DATA FOR THE TASK »
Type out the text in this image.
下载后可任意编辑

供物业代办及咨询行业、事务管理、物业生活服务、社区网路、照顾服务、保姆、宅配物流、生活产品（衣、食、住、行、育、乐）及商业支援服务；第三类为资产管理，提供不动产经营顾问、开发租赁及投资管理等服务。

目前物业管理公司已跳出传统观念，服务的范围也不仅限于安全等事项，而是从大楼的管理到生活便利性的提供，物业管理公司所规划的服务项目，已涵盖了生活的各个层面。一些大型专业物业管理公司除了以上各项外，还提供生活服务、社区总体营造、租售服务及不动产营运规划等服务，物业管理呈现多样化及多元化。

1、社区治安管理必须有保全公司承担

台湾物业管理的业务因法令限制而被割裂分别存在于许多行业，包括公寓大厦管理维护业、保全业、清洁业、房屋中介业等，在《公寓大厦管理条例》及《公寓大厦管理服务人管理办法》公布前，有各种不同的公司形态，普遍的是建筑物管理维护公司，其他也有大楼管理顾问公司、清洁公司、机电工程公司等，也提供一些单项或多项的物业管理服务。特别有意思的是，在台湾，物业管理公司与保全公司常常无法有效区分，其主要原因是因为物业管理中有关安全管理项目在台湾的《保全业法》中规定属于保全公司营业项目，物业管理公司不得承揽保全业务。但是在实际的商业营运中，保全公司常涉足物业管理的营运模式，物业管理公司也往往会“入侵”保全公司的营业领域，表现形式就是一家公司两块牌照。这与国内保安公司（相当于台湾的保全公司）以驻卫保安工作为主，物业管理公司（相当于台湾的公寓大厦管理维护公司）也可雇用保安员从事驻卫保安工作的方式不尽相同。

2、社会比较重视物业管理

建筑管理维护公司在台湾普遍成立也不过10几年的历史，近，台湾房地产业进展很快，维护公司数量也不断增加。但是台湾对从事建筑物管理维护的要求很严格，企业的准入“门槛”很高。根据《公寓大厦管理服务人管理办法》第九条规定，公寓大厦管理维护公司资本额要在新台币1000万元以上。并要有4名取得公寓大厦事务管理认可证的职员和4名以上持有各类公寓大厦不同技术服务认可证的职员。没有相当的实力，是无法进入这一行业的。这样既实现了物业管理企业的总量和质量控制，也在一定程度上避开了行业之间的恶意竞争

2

PROBLEM TO WORK ON »
Reproduce the records in full, exactly as written.

RESULT OF THIS TASK »
Type out the text in this image.
下载后可任意编辑

供物业代办及咨询行业、事务管理、物业生活服务、社区网路、照顾服务、保姆、宅配物流、生活产品（衣、食、住、行、育、乐）及商业支援服务；第三类为资产管理，提供不动产经营顾问、开发租赁及投资管理等服务。

目前物业管理公司已跳出传统观念，服务的范围也不仅限于安全等事项，而是从大楼的管理到生活便利性的提供，物业管理公司所规划的服务项目，已涵盖了生活的各个层面。一些大型专业物业管理公司除了以上各项外，还提供生活服务、社区总体营造、租售服务及不动产营运规划等服务，物业管理呈现多样化及多元化。

1、社区治安管理必须有保全公司承担

台湾物业管理的业务因法令限制而被割裂分别存在于许多行业，包括公寓大厦管理维护业、保全业、清洁业、房屋中介业等，在《公寓大厦管理条例》及《公寓大厦管理服务人管理办法》公布前，有各种不同的公司形态，普遍的是建筑物管理维护公司，其他也有大楼管理顾问公司、清洁公司、机电工程公司等，也提供一些单项或多项的物业管理服务。特别有意思的是，在台湾，物业管理公司与保全公司常常无法有效区分，其主要原因是因为物业管理中有关安全管理项目在台湾的《保全业法》中规定属于保全公司营业项目，物业管理公司不得承揽保全业务。但是在实际的商业营运中，保全公司常涉足物业管理的营运模式，物业管理公司也往往会“入侵”保全公司的营业领域，表现形式就是一家公司两块牌照。这与国内保安公司（相当于台湾的保全公司）以驻卫保安工作为主，物业管理公司（相当于台湾的公寓大厦管理维护公司）也可雇用保安员从事驻卫保安工作的方式不尽相同。

2、社会比较重视物业管理

建筑管理维护公司在台湾普遍成立也不过10几年的历史，近，台湾房地产业进展很快，维护公司数量也不断增加。但是台湾对从事建筑物管理维护的要求很严格，企业的准入“门槛”很高。根据《公寓大厦管理服务人管理办法》第九条规定，公寓大厦管理维护公司资本额要在新台币1000万元以上。并要有4名取得公寓大厦事务管理认可证的职员和4名以上持有各类公寓大厦不同技术服务认可证的职员。没有相当的实力，是无法进入这一行业的。这样既实现了物业管理企业的总量和质量控制，也在一定程度上避开了行业之间的恶意竞争

2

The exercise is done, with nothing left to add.